Please copy the items word for word, from the first line through the line containing "sidebar-item-catalog[interactable]: CATALOG xyxy=(2,57,422,111)".

[Page element annotations]
§ §

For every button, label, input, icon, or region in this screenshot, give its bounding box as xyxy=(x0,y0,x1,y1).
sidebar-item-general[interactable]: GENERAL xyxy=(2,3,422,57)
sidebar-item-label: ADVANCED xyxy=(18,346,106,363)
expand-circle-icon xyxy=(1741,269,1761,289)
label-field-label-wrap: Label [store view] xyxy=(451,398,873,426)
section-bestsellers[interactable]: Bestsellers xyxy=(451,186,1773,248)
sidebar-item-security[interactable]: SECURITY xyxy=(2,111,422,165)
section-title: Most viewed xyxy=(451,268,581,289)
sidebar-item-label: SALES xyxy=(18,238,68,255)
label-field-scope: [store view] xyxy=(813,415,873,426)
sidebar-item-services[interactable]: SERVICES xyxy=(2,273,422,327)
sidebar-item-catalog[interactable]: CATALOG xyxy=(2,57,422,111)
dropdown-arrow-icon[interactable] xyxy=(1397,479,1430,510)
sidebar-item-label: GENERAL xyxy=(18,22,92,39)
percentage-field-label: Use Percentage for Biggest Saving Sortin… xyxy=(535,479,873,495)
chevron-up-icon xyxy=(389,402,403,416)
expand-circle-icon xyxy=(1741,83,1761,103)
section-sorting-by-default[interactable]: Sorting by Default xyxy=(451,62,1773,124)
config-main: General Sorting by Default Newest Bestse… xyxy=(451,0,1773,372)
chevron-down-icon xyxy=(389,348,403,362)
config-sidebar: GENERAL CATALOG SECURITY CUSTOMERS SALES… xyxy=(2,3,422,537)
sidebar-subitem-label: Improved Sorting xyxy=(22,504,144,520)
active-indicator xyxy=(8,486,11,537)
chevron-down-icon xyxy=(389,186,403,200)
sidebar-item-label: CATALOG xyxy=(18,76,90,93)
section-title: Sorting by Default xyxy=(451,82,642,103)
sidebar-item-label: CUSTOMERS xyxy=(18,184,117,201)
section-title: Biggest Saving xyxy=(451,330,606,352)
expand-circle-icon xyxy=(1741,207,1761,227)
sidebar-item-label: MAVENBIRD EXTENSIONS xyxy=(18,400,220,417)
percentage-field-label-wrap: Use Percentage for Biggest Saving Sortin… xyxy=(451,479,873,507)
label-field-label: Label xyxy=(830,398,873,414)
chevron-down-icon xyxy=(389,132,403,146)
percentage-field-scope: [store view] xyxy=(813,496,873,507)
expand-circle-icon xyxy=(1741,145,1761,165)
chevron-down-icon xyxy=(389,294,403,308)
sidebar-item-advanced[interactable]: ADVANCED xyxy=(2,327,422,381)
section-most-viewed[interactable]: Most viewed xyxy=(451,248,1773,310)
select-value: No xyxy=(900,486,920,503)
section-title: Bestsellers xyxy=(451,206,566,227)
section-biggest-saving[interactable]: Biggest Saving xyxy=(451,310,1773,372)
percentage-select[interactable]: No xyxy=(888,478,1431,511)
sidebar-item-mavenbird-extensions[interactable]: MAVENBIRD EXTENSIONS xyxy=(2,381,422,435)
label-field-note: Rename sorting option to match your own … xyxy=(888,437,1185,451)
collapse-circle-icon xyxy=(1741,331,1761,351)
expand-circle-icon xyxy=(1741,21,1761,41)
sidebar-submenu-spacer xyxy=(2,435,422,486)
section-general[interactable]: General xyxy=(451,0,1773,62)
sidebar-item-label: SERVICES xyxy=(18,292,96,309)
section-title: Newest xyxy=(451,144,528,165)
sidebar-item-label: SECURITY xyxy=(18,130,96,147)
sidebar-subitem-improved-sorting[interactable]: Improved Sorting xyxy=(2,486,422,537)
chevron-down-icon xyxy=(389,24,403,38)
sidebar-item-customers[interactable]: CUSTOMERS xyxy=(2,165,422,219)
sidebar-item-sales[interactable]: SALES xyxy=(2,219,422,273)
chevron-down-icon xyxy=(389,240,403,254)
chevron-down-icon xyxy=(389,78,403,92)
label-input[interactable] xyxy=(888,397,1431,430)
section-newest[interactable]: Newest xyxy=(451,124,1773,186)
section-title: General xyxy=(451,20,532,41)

§ §

__FULL OUTPUT__.
For every button, label, input, icon, or region in this screenshot, give its bounding box as xyxy=(x0,y0,x1,y1).
sidebar-item-general[interactable]: GENERAL xyxy=(2,3,422,57)
sidebar-item-label: ADVANCED xyxy=(18,346,106,363)
expand-circle-icon xyxy=(1741,269,1761,289)
label-field-label-wrap: Label [store view] xyxy=(451,398,873,426)
section-bestsellers[interactable]: Bestsellers xyxy=(451,186,1773,248)
sidebar-item-security[interactable]: SECURITY xyxy=(2,111,422,165)
section-title: Most viewed xyxy=(451,268,581,289)
sidebar-item-label: SALES xyxy=(18,238,68,255)
label-field-scope: [store view] xyxy=(813,415,873,426)
sidebar-item-services[interactable]: SERVICES xyxy=(2,273,422,327)
sidebar-item-catalog[interactable]: CATALOG xyxy=(2,57,422,111)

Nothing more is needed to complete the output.